▶ **Exercise task**:
Go through the listing and copy each line with the string "Nägeli".

(Dataset records)
* Start *

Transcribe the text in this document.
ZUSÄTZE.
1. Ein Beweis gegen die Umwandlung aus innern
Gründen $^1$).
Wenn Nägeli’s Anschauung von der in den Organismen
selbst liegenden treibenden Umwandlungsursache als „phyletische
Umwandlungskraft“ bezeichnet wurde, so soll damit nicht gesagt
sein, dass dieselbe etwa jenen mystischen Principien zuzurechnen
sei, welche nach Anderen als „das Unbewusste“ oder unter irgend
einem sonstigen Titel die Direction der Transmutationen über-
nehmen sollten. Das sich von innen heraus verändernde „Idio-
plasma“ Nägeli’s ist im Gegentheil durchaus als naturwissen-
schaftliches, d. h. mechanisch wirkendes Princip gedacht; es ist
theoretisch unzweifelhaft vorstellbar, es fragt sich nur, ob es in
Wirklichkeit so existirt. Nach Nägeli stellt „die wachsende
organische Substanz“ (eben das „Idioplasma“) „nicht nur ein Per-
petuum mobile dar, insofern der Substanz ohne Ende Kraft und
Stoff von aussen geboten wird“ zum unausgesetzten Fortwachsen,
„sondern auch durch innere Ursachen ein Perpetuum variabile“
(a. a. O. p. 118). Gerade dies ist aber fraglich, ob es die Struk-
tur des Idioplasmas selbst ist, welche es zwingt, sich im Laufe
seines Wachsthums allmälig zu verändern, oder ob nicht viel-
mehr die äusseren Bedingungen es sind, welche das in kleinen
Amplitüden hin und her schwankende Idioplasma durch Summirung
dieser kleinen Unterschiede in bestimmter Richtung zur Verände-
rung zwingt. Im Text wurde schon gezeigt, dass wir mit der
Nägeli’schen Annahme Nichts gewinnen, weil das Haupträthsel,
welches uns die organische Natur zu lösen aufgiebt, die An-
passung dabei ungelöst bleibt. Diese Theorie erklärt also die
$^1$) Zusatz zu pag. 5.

* End *
* Start *

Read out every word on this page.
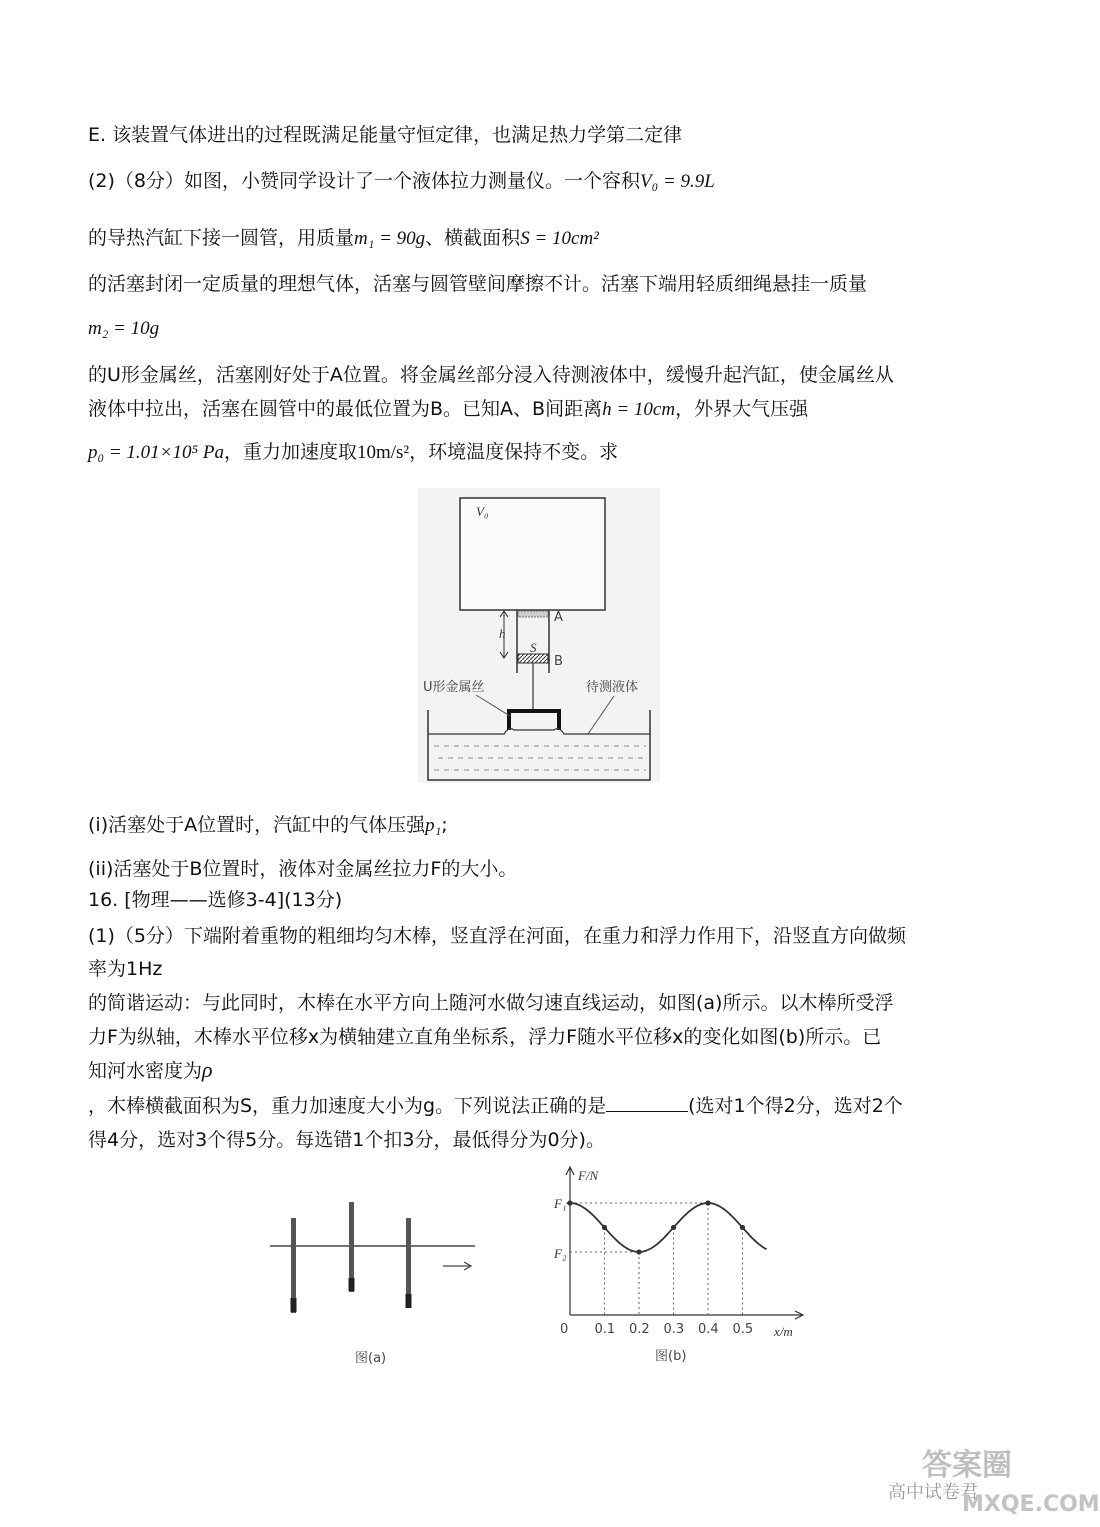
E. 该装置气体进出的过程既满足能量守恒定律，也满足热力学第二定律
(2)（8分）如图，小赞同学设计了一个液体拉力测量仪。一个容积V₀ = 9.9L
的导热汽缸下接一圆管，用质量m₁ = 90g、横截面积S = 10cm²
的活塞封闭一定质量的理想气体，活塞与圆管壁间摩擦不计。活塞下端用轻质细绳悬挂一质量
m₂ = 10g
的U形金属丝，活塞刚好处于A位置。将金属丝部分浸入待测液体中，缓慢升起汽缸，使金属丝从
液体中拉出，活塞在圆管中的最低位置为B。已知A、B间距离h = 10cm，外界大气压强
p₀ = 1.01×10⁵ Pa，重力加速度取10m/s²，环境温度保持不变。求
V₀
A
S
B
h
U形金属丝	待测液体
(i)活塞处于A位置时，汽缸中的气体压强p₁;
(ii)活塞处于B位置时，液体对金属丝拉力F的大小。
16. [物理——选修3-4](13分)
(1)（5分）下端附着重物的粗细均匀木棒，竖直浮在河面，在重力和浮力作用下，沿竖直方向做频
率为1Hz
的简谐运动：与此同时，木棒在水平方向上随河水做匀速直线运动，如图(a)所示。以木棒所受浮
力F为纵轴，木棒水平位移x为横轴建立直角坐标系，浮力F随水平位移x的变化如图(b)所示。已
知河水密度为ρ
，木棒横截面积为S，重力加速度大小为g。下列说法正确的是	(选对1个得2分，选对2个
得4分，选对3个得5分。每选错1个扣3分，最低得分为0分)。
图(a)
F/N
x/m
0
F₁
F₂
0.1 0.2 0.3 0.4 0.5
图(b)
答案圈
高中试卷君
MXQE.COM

* End *

▶ **Task output**:
Wenn Nägeli’s Anschauung von der in den Organismen
plasma“ Nägeli’s ist im Gegentheil durchaus als naturwissen-
Wirklichkeit so existirt. Nach Nägeli stellt „die wachsende
Nägeli’schen Annahme Nichts gewinnen, weil das Haupträthsel,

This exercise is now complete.